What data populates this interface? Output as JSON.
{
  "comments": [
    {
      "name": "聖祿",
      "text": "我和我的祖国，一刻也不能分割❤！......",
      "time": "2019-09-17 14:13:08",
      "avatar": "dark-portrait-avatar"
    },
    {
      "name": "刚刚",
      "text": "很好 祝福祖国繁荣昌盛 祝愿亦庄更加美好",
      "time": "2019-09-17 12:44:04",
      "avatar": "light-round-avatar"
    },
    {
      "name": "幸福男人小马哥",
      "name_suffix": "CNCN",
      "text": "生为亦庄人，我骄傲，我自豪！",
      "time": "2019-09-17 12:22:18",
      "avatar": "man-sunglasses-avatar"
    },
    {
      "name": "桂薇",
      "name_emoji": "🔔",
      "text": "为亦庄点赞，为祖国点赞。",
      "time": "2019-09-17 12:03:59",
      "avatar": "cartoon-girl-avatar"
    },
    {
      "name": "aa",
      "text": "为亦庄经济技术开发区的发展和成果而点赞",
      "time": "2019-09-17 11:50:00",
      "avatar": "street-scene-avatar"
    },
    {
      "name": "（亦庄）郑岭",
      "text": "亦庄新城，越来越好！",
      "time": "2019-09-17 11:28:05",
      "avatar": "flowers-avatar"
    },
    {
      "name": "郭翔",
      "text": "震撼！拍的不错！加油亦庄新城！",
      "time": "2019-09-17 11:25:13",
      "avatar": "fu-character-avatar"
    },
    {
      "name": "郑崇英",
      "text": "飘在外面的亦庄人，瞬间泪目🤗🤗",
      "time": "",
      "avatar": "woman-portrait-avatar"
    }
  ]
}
┄┄┄┄┄┄┄┄┄┄
**Instruction**
Reproduce the material above exactly; please quote every line of it.

**Full response**
What data populates this interface? Output as JSON.
{
  "comments": [
    {
      "name": "聖祿",
      "text": "我和我的祖国，一刻也不能分割❤！......",
      "time": "2019-09-17 14:13:08",
      "avatar": "dark-portrait-avatar"
    },
    {
      "name": "刚刚",
      "text": "很好 祝福祖国繁荣昌盛 祝愿亦庄更加美好",
      "time": "2019-09-17 12:44:04",
      "avatar": "light-round-avatar"
    },
    {
      "name": "幸福男人小马哥",
      "name_suffix": "CNCN",
      "text": "生为亦庄人，我骄傲，我自豪！",
      "time": "2019-09-17 12:22:18",
      "avatar": "man-sunglasses-avatar"
    },
    {
      "name": "桂薇",
      "name_emoji": "🔔",
      "text": "为亦庄点赞，为祖国点赞。",
      "time": "2019-09-17 12:03:59",
      "avatar": "cartoon-girl-avatar"
    },
    {
      "name": "aa",
      "text": "为亦庄经济技术开发区的发展和成果而点赞",
      "time": "2019-09-17 11:50:00",
      "avatar": "street-scene-avatar"
    },
    {
      "name": "（亦庄）郑岭",
      "text": "亦庄新城，越来越好！",
      "time": "2019-09-17 11:28:05",
      "avatar": "flowers-avatar"
    },
    {
      "name": "郭翔",
      "text": "震撼！拍的不错！加油亦庄新城！",
      "time": "2019-09-17 11:25:13",
      "avatar": "fu-character-avatar"
    },
    {
      "name": "郑崇英",
      "text": "飘在外面的亦庄人，瞬间泪目🤗🤗",
      "time": "",
      "avatar": "woman-portrait-avatar"
    }
  ]
}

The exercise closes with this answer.